── DATA RECORDS
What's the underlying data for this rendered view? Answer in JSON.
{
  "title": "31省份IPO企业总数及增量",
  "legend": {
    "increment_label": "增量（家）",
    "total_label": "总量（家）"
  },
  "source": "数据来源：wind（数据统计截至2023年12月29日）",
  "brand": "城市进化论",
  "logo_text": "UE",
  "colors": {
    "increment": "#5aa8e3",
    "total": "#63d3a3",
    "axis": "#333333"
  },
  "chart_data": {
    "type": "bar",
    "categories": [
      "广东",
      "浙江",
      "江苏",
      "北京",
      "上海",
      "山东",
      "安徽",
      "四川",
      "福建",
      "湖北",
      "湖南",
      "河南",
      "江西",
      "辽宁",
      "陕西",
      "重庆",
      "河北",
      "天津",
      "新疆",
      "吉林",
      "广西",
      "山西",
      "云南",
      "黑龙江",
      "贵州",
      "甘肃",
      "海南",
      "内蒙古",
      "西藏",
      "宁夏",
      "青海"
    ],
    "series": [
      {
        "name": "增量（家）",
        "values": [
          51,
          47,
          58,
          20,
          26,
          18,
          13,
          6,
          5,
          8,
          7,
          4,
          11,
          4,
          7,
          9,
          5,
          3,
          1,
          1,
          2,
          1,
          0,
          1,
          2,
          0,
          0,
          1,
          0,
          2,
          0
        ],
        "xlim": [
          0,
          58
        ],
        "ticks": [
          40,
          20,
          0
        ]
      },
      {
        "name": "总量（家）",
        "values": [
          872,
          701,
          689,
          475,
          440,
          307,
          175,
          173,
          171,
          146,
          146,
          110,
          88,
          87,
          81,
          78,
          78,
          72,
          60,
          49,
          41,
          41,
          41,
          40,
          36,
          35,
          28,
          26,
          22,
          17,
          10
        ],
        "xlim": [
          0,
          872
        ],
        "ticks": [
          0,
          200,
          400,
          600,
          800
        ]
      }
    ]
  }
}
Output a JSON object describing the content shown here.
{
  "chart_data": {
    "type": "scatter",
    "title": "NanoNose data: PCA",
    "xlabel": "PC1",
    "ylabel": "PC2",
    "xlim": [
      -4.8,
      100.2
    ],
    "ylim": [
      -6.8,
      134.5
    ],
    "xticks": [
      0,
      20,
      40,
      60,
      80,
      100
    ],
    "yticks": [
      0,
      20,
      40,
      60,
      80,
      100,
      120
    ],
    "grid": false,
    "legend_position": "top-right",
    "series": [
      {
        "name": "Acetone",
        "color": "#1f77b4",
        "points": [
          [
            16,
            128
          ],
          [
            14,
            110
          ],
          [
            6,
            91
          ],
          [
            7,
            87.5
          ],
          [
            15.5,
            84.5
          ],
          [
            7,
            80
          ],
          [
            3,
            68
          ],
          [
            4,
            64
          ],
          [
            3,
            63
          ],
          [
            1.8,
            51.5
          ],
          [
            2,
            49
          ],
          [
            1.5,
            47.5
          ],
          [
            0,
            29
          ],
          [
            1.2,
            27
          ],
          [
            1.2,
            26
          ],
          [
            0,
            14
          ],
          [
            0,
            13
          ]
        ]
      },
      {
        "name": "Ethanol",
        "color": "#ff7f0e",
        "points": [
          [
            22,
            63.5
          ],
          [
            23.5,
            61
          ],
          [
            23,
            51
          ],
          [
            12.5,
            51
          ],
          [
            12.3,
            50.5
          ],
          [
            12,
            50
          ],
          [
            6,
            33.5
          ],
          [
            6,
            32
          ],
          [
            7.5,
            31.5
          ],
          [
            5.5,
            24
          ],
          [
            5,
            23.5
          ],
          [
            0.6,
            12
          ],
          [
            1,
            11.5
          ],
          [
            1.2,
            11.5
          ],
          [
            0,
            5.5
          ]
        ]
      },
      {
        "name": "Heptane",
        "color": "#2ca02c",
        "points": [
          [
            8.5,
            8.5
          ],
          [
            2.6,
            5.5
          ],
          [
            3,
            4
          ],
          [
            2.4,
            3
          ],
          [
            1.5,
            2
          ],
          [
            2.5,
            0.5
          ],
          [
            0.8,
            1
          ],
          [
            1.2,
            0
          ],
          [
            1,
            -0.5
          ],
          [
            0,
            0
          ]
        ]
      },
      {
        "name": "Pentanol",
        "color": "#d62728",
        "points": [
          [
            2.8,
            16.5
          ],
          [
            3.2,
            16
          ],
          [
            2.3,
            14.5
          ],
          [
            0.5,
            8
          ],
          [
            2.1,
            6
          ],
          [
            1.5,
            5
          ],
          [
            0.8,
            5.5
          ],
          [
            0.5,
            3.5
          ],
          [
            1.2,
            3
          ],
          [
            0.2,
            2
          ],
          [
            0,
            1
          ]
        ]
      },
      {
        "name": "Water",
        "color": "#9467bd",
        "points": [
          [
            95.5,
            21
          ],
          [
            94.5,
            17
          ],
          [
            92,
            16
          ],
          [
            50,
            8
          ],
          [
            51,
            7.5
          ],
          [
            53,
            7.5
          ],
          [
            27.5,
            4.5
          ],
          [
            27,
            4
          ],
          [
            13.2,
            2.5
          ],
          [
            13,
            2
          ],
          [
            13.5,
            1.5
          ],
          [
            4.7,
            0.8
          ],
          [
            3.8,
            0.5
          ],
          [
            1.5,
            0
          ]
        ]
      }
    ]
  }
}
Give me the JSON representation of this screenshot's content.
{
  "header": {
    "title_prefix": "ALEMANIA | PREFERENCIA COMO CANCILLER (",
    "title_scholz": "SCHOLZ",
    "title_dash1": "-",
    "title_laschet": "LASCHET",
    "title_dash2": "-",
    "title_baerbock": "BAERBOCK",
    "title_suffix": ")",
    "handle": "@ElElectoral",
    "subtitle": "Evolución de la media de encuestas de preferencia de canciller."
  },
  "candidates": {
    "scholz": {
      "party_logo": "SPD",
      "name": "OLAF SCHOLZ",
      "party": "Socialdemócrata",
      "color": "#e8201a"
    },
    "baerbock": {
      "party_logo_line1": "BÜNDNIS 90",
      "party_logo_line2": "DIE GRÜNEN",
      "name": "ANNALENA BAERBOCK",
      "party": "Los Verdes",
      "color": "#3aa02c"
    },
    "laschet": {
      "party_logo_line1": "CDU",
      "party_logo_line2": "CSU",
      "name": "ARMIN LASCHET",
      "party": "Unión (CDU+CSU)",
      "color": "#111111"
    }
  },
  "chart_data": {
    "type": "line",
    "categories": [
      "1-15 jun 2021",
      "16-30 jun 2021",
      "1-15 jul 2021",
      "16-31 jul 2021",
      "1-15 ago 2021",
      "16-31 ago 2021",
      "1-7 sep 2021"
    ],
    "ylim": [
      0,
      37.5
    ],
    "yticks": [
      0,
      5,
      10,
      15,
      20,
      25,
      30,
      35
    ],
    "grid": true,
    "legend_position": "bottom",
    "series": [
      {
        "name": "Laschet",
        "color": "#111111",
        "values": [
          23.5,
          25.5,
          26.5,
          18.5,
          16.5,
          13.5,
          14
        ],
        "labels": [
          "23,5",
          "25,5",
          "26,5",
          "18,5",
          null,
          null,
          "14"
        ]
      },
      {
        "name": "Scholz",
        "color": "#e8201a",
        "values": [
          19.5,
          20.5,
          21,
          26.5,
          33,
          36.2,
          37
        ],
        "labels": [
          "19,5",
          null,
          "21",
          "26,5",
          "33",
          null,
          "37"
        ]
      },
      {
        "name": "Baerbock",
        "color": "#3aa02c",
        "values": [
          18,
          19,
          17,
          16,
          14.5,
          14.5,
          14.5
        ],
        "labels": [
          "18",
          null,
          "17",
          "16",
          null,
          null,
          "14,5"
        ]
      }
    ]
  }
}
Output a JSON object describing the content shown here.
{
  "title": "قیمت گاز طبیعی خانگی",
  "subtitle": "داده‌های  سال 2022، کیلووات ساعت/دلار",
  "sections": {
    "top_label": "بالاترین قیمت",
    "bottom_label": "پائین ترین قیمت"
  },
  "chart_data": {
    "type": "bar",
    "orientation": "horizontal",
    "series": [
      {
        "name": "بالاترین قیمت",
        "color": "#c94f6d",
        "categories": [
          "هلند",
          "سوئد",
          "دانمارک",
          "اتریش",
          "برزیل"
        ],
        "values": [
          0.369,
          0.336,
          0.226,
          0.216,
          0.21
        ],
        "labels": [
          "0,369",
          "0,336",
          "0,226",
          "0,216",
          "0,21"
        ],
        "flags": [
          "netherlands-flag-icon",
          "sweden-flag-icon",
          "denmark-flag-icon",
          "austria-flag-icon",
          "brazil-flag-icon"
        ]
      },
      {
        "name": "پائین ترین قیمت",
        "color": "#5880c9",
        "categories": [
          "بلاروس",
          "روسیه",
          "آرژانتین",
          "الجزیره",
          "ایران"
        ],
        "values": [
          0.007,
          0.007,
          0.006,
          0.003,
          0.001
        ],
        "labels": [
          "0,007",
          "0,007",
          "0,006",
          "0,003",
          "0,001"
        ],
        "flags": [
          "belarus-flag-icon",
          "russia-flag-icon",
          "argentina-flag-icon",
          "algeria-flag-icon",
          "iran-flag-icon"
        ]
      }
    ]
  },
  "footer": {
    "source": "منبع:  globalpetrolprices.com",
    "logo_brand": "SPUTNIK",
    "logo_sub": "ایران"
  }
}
────
REQUIREMENT> Filter for "icon". Return all lines that hold it.

WORKED SOLUTION>
          "netherlands-flag-icon",
          "sweden-flag-icon",
          "denmark-flag-icon",
          "austria-flag-icon",
          "brazil-flag-icon"
          "belarus-flag-icon",
          "russia-flag-icon",
          "argentina-flag-icon",
          "algeria-flag-icon",
          "iran-flag-icon"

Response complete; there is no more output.